▶ **Petunjuk Tugas**:
(a) Kutip tulisan tentang kepemimpinan di era politik kepentingan, mulai dari "Dunia politik memang" sampai dengan "relevan dengan dukungannya.".
(b) Dalam tulisan tentang kepemimpinan di era politik kepentingan, Garis-Garis Besar Haluan Negara (GBHN) disebut sebagai rencana pembangunan seperti apa?

Prof. Dr. Nur Syam, M.Si

(My Official Site)

MEMIMPIN DI ERA POLITIK KEPENTINGAN

 

Sesungguhnya setiap pemimpin memiliki kekhasannya sendiri-sendiri. Presiden Indonesia yang pertama, Soekarno,  memiliki kemampuan membangun nasionalisme yang digelorakan melalui pidato-pidato politik yang luar biasa. Beliau yang satu ini, bisa membius para audiennya melalui luncuran kata-kata yang indah, bertenaga, kuat dan agitatif sebagai ciri khas seorang orator. Menurut cerita, hanya HOS Tjokroaminoto yang mampu mengalahkannya dalam urusan berpidato.

Presiden Indonesia yang kedua, memiliki kekhasan dalam konsepsi pembangunan.

Soeharto menuangkan gagasannya dalam Garis-Garis Besar Haluan Negara (GBHN) yang merupakan rencana pembangunan jangka menengah, lima tahunan. Meskipun waktunya pendek, Presiden Indonesia ketiga, KH. Abdurrahman Wahid, memiliki konsistensi dalam membangun demokrasi di Indonesia. Beliau mampu memberikan nuansa politik yang agak berbeda dengan mendorong  sipil masuk ke dalam lingkaran kekuasaan yang selama ini menjadi genggaman militer. Sementara Presiden ke enam, Susilo Bambang Yudhoyono, memiliki kekhasan dalam pengambilan keputusan yang sangat hati-hati dan penuh dengan analisis dan perhitungan. Meskipun Beliau berlatar belakang militer akan tetapi juga mampu mendorong demokratisasi secara sangat memadai. Bahkan dewasa ini, Indonesia jauh melebihi beberapa negara lain dalam hal implementasi demokrasi tersebut.

SBY memang berada di dalam tarikan dunia politik yang semakin mengarah kepada artikulasi kepentingan yang sangat kuat. Beliau menghadapi suatu moment yang luar biasa dengan berbagai kasus yang melilit pemerintahannya. Kasus kriminalisasi KPK di awal pemerintahannya dan kemudian kasus politisasi Bank Century yang belum jelas endingnya. Sehingga program seratus hari yang dicanangkannya juga menjadi tidak ada artinya. Program yang sesungguhnya akan menjadi titik tolak dalam membangun Indonesia lima tahun ke depan, ternyata kalah gaungnya dibandingkan dengan demonstrasi yang digalang untuk mengkritisi kepemimpinannya selama seratus hari tersebut.

Dunia politik memang dunia kepentingan. Sehingga siapa memperoleh apa merupakan bagian yang tidak dapat dipisahkan dalam dunia politik. Dalam penentuan Kabinet, misalnya, maka presiden terpilih pasti akan menentukan orang yang dianggapnya mendukung terhadapnya. Dia akan ditentukan dari partai-partai politik mitra koalisi. Maka gemuknya Kabinet Indonesia Bersatu Jilid II (KIB II) adalah sebagai akibat politik akomodasi terhadap kepentingan partai politik pendukung koalisi. Bisa dilihat bagaimana keterlibatan PKS, PPP, PKB dan lain-lain di dalam tubuh KIB II. Hal ini menggambarkan betapa pendukung politik selalu meminta jatah yang relevan dengan dukungannya.

▶ **Cuplikan Data**:
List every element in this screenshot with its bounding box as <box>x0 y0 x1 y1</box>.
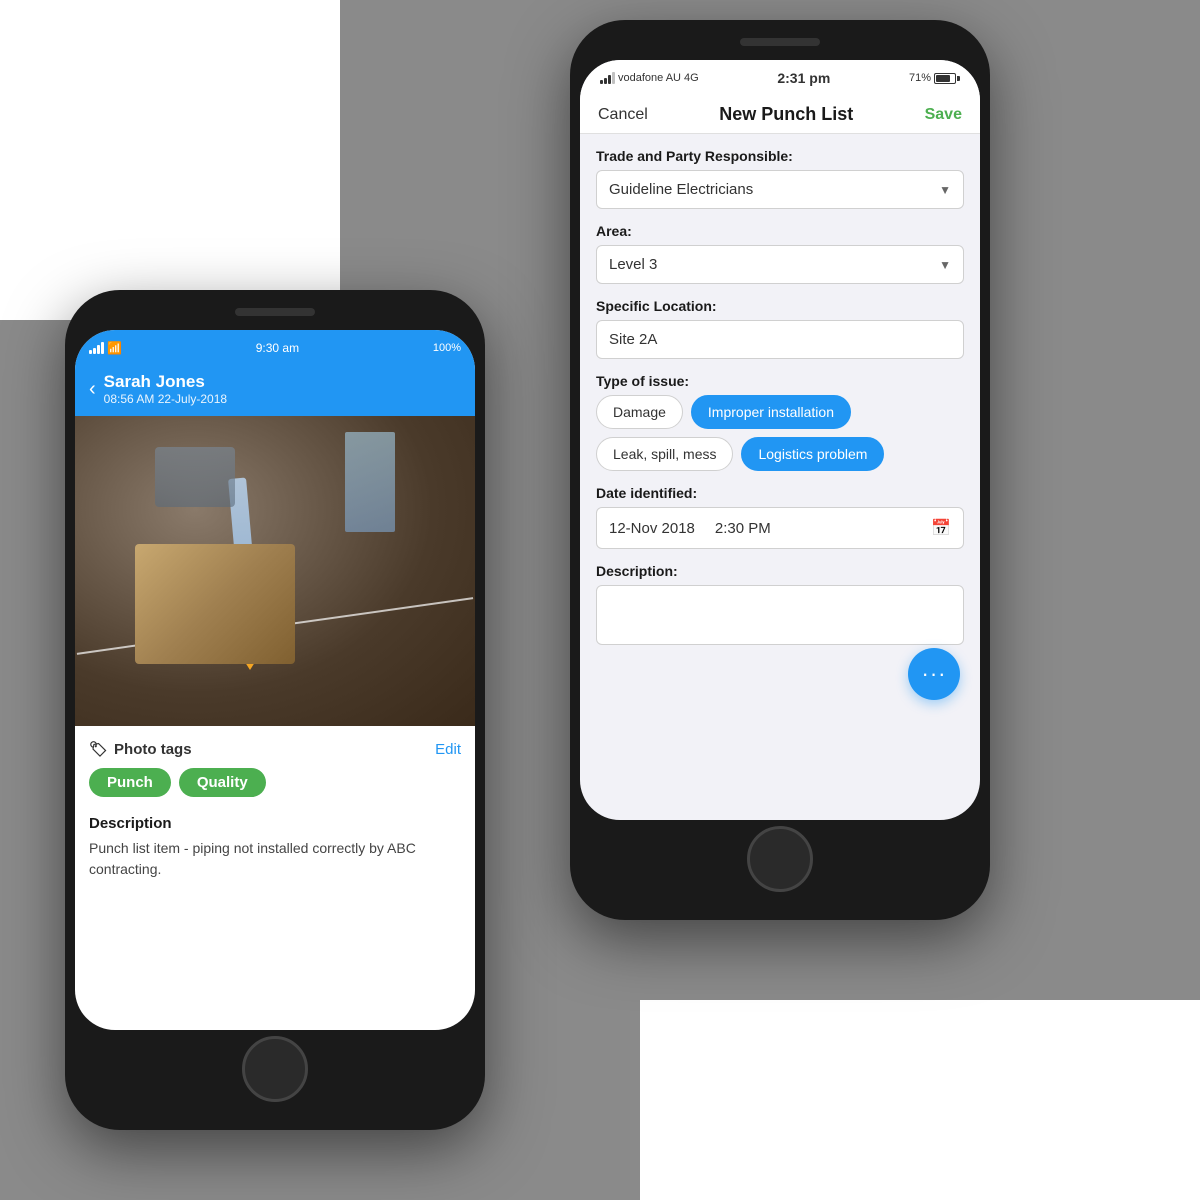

▶ **Jawaban Tiap Tugas**:
(a)
Dunia politik memang dunia kepentingan. Sehingga siapa memperoleh apa merupakan bagian yang tidak dapat dipisahkan dalam dunia politik. Dalam penentuan Kabinet, misalnya, maka presiden terpilih pasti akan menentukan orang yang dianggapnya mendukung terhadapnya. Dia akan ditentukan dari partai-partai politik mitra koalisi. Maka gemuknya Kabinet Indonesia Bersatu Jilid II (KIB II) adalah sebagai akibat politik akomodasi terhadap kepentingan partai politik pendukung koalisi. Bisa dilihat bagaimana keterlibatan PKS, PPP, PKB dan lain-lain di dalam tubuh KIB II. Hal ini menggambarkan betapa pendukung politik selalu meminta jatah yang relevan dengan dukungannya.

(b) Rencana pembangunan jangka menengah, lima tahunan.